Requirements:
Check each line of the data for "أدناه" and select those that have it.

Records for the exercise:
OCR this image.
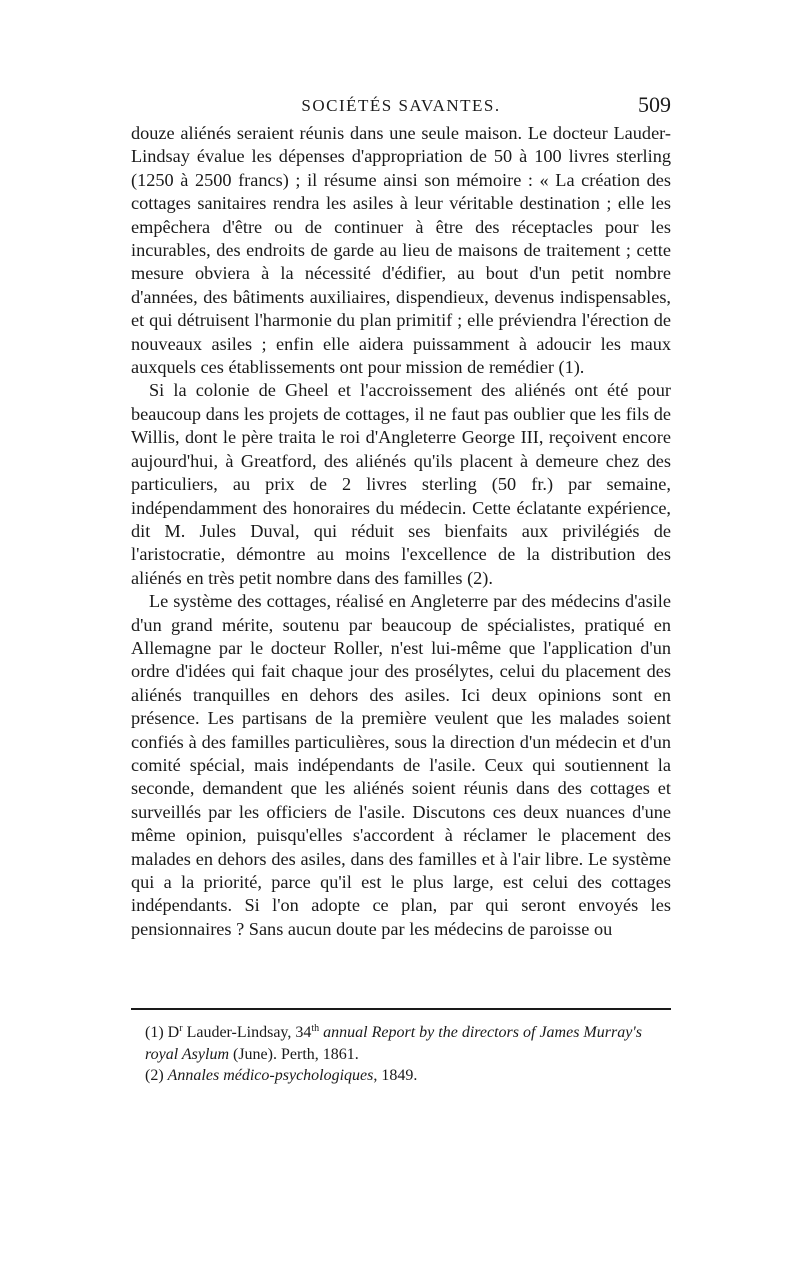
SOCIÉTÉS SAVANTES.	509

douze aliénés seraient réunis dans une seule maison. Le docteur Lauder-Lindsay évalue les dépenses d'appropriation de 50 à 100 livres sterling (1250 à 2500 francs) ; il résume ainsi son mémoire : « La création des cottages sanitaires rendra les asiles à leur véritable destination ; elle les empêchera d'être ou de continuer à être des réceptacles pour les incurables, des endroits de garde au lieu de maisons de traitement ; cette mesure obviera à la nécessité d'édifier, au bout d'un petit nombre d'années, des bâtiments auxiliaires, dispendieux, devenus indispensables, et qui détruisent l'harmonie du plan primitif ; elle préviendra l'érection de nouveaux asiles ; enfin elle aidera puissamment à adoucir les maux auxquels ces établissements ont pour mission de remédier (1).

Si la colonie de Gheel et l'accroissement des aliénés ont été pour beaucoup dans les projets de cottages, il ne faut pas oublier que les fils de Willis, dont le père traita le roi d'Angleterre George III, reçoivent encore aujourd'hui, à Greatford, des aliénés qu'ils placent à demeure chez des particuliers, au prix de 2 livres sterling (50 fr.) par semaine, indépendamment des honoraires du médecin. Cette éclatante expérience, dit M. Jules Duval, qui réduit ses bienfaits aux privilégiés de l'aristocratie, démontre au moins l'excellence de la distribution des aliénés en très petit nombre dans des familles (2).

Le système des cottages, réalisé en Angleterre par des médecins d'asile d'un grand mérite, soutenu par beaucoup de spécialistes, pratiqué en Allemagne par le docteur Roller, n'est lui-même que l'application d'un ordre d'idées qui fait chaque jour des prosélytes, celui du placement des aliénés tranquilles en dehors des asiles. Ici deux opinions sont en présence. Les partisans de la première veulent que les malades soient confiés à des familles particulières, sous la direction d'un médecin et d'un comité spécial, mais indépendants de l'asile. Ceux qui soutiennent la seconde, demandent que les aliénés soient réunis dans des cottages et surveillés par les officiers de l'asile. Discutons ces deux nuances d'une même opinion, puisqu'elles s'accordent à réclamer le placement des malades en dehors des asiles, dans des familles et à l'air libre. Le système qui a la priorité, parce qu'il est le plus large, est celui des cottages indépendants. Si l'on adopte ce plan, par qui seront envoyés les pensionnaires ? Sans aucun doute par les médecins de paroisse ou

(1) $D^r$ Lauder-Lindsay, 34th annual Report by the directors of James Murray's royal Asylum (June). Perth, 1861.

(2) Annales médico-psychologiques, 1849.
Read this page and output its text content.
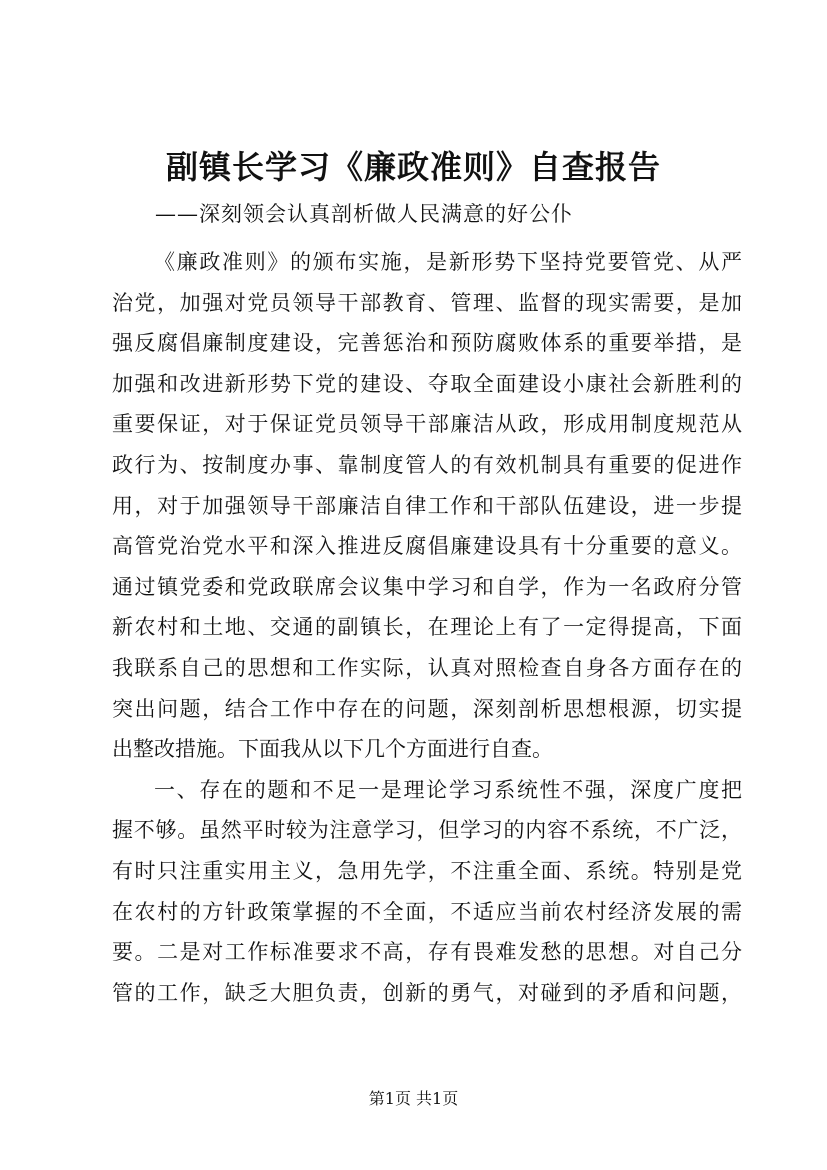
副镇长学习《廉政准则》自查报告
——深刻领会认真剖析做人民满意的好公仆
《廉政准则》的颁布实施，是新形势下坚持党要管党、从严
治党，加强对党员领导干部教育、管理、监督的现实需要，是加
强反腐倡廉制度建设，完善惩治和预防腐败体系的重要举措，是
加强和改进新形势下党的建设、夺取全面建设小康社会新胜利的
重要保证，对于保证党员领导干部廉洁从政，形成用制度规范从
政行为、按制度办事、靠制度管人的有效机制具有重要的促进作
用，对于加强领导干部廉洁自律工作和干部队伍建设，进一步提
高管党治党水平和深入推进反腐倡廉建设具有十分重要的意义。
通过镇党委和党政联席会议集中学习和自学，作为一名政府分管
新农村和土地、交通的副镇长，在理论上有了一定得提高，下面
我联系自己的思想和工作实际，认真对照检查自身各方面存在的
突出问题，结合工作中存在的问题，深刻剖析思想根源，切实提
出整改措施。下面我从以下几个方面进行自查。
一、存在的题和不足一是理论学习系统性不强，深度广度把
握不够。虽然平时较为注意学习，但学习的内容不系统，不广泛，
有时只注重实用主义，急用先学，不注重全面、系统。特别是党
在农村的方针政策掌握的不全面，不适应当前农村经济发展的需
要。二是对工作标准要求不高，存有畏难发愁的思想。对自己分
管的工作，缺乏大胆负责，创新的勇气，对碰到的矛盾和问题，
第1页 共1页
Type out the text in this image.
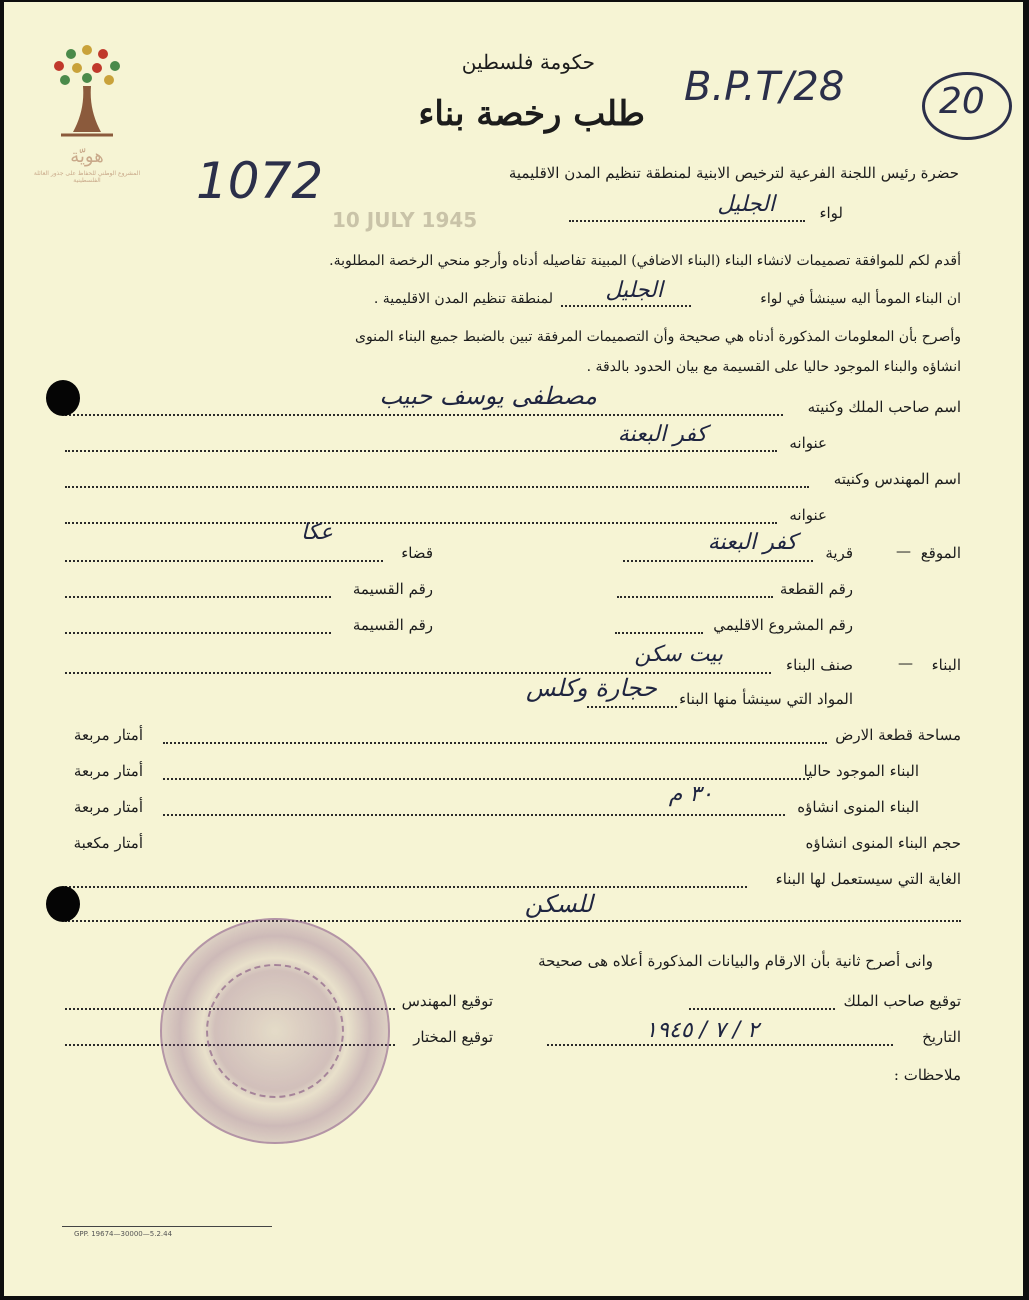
هويّة
المشروع الوطني للحفاظ على جذور العائلة الفلسطينية
حكومة فلسطين
طلب رخصة بناء
B.P.T/28	20
1072
10 JULY 1945
حضرة رئيس اللجنة الفرعية لترخيص الابنية لمنطقة تنظيم المدن الاقليمية
لواء
الجليل
أقدم لكم للموافقة تصميمات لانشاء البناء (البناء الاضافي) المبينة تفاصيله أدناه وأرجو منحي الرخصة المطلوبة.
ان البناء المومأ اليه سينشأ في لواء
الجليل
لمنطقة تنظيم المدن الاقليمية .
وأصرح بأن المعلومات المذكورة أدناه هي صحيحة وأن التصميمات المرفقة تبين بالضبط جميع البناء المنوى
انشاؤه والبناء الموجود حاليا على القسيمة مع بيان الحدود بالدقة .
اسم صاحب الملك وكنيته
مصطفى يوسف حبيب
عنوانه
كفر البعنة
اسم المهندس وكنيته
عنوانه
الموقع
—
قرية
كفر البعنة
قضاء
عكا
رقم القطعة
رقم القسيمة
رقم المشروع الاقليمي
رقم القسيمة
البناء
—
صنف البناء
بيت سكن
المواد التي سينشأ منها البناء
حجارة وكلس
مساحة قطعة الارض
أمتار مربعة
البناء الموجود حاليا
أمتار مربعة
البناء المنوى انشاؤه
٣٠ م
أمتار مربعة
حجم البناء المنوى انشاؤه
أمتار مكعبة
الغاية التي سيستعمل لها البناء
للسكن
وانى أصرح ثانية بأن الارقام والبيانات المذكورة أعلاه هى صحيحة
توقيع صاحب الملك
توقيع المهندس
التاريخ
٢ / ٧ / ١٩٤٥
توقيع المختار
ملاحظات :
GPP. 19674—30000—5.2.44
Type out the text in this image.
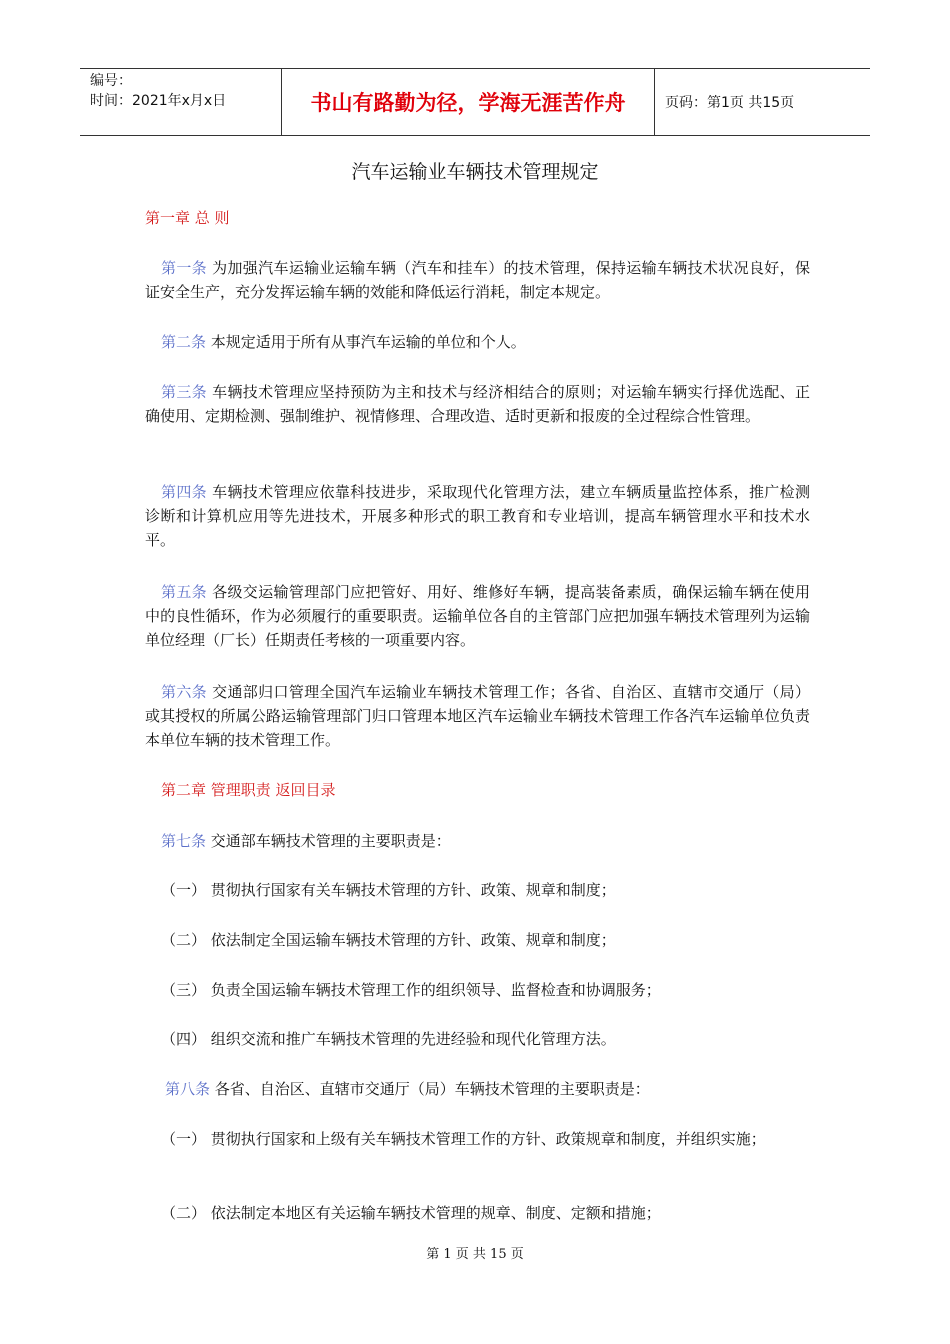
编号：
时间：2021年x月x日	书山有路勤为径，学海无涯苦作舟	页码：第1页 共15页
汽车运输业车辆技术管理规定

第一章 总 则

第一条 为加强汽车运输业运输车辆（汽车和挂车）的技术管理，保持运输车辆技术状况良好，保证安全生产，充分发挥运输车辆的效能和降低运行消耗，制定本规定。

第二条 本规定适用于所有从事汽车运输的单位和个人。

第三条 车辆技术管理应坚持预防为主和技术与经济相结合的原则；对运输车辆实行择优选配、正确使用、定期检测、强制维护、视情修理、合理改造、适时更新和报废的全过程综合性管理。

第四条 车辆技术管理应依靠科技进步，采取现代化管理方法，建立车辆质量监控体系，推广检测诊断和计算机应用等先进技术，开展多种形式的职工教育和专业培训，提高车辆管理水平和技术水平。

第五条 各级交运输管理部门应把管好、用好、维修好车辆，提高装备素质，确保运输车辆在使用中的良性循环，作为必须履行的重要职责。运输单位各自的主管部门应把加强车辆技术管理列为运输单位经理（厂长）任期责任考核的一项重要内容。

第六条 交通部归口管理全国汽车运输业车辆技术管理工作；各省、自治区、直辖市交通厅（局）或其授权的所属公路运输管理部门归口管理本地区汽车运输业车辆技术管理工作各汽车运输单位负责本单位车辆的技术管理工作。

第二章 管理职责 返回目录

第七条 交通部车辆技术管理的主要职责是：

（一） 贯彻执行国家有关车辆技术管理的方针、政策、规章和制度；

（二） 依法制定全国运输车辆技术管理的方针、政策、规章和制度；

（三） 负责全国运输车辆技术管理工作的组织领导、监督检查和协调服务；

（四） 组织交流和推广车辆技术管理的先进经验和现代化管理方法。

第八条 各省、自治区、直辖市交通厅（局）车辆技术管理的主要职责是：

（一） 贯彻执行国家和上级有关车辆技术管理工作的方针、政策规章和制度，并组织实施；

（二） 依法制定本地区有关运输车辆技术管理的规章、制度、定额和措施；

第 1 页 共 15 页
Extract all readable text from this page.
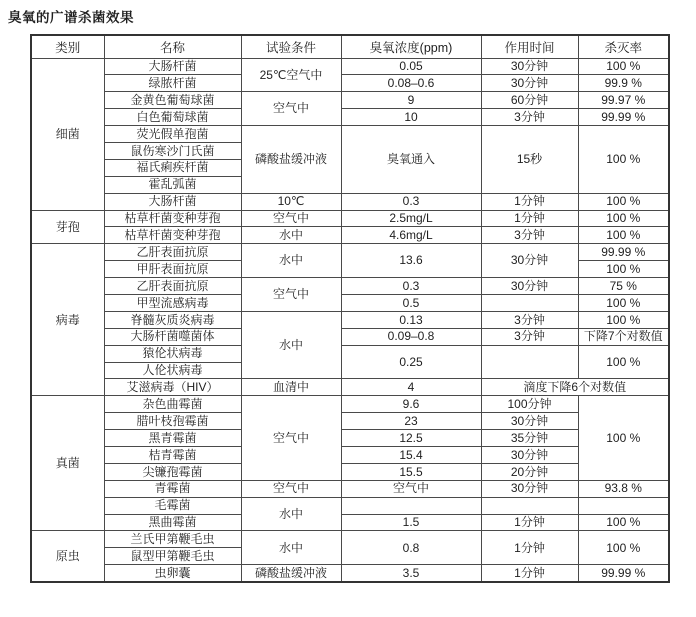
臭氧的广谱杀菌效果
类别	名称	试验条件	臭氧浓度(ppm)	作用时间	杀灭率
细菌	大肠杆菌	25℃空气中	0.05	30分钟	100 %
	绿脓杆菌		0.08–0.6	30分钟	99.9 %
	金黄色葡萄球菌	空气中	9	60分钟	99.97 %
	白色葡萄球菌		10	3分钟	99.99 %
	荧光假单孢菌	磷酸盐缓冲液	臭氧通入	15秒	100 %
	鼠伤寒沙门氏菌				
	福氏痢疾杆菌				
	霍乱弧菌				
	大肠杆菌	10℃	0.3	1分钟	100 %
芽孢	枯草杆菌变种芽孢	空气中	2.5mg/L	1分钟	100 %
	枯草杆菌变种芽孢	水中	4.6mg/L	3分钟	100 %
病毒	乙肝表面抗原	水中	13.6	30分钟	99.99 %
	甲肝表面抗原				100 %
	乙肝表面抗原	空气中	0.3	30分钟	75 %
	甲型流感病毒		0.5		100 %
	脊髓灰质炎病毒	水中	0.13	3分钟	100 %
	大肠杆菌噬菌体		0.09–0.8	3分钟	下降7个对数值
	猿伦状病毒		0.25		100 %
	人伦状病毒				
	艾滋病毒（HIV）	血清中	4	滴度下降6个对数值	
真菌	杂色曲霉菌	空气中	9.6	100分钟	100 %
	腊叶枝孢霉菌		23	30分钟	
	黑青霉菌		12.5	35分钟	
	桔青霉菌		15.4	30分钟	
	尖镰孢霉菌		15.5	20分钟	
	青霉菌	空气中	空气中	30分钟	93.8 %
	毛霉菌	水中			
	黑曲霉菌		1.5	1分钟	100 %
原虫	兰氏甲第鞭毛虫	水中	0.8	1分钟	100 %
	鼠型甲第鞭毛虫				
	虫卵囊	磷酸盐缓冲液	3.5	1分钟	99.99 %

Solution for this exercise:
أقدم لكم للموافقة تصميمات لانشاء البناء (البناء الاضافي) المبينة تفاصيله أدناه وأرجو منحي الرخصة المطلوبة.
وأصرح بأن المعلومات المذكورة أدناه هي صحيحة وأن التصميمات المرفقة تبين بالضبط جميع البناء المنوى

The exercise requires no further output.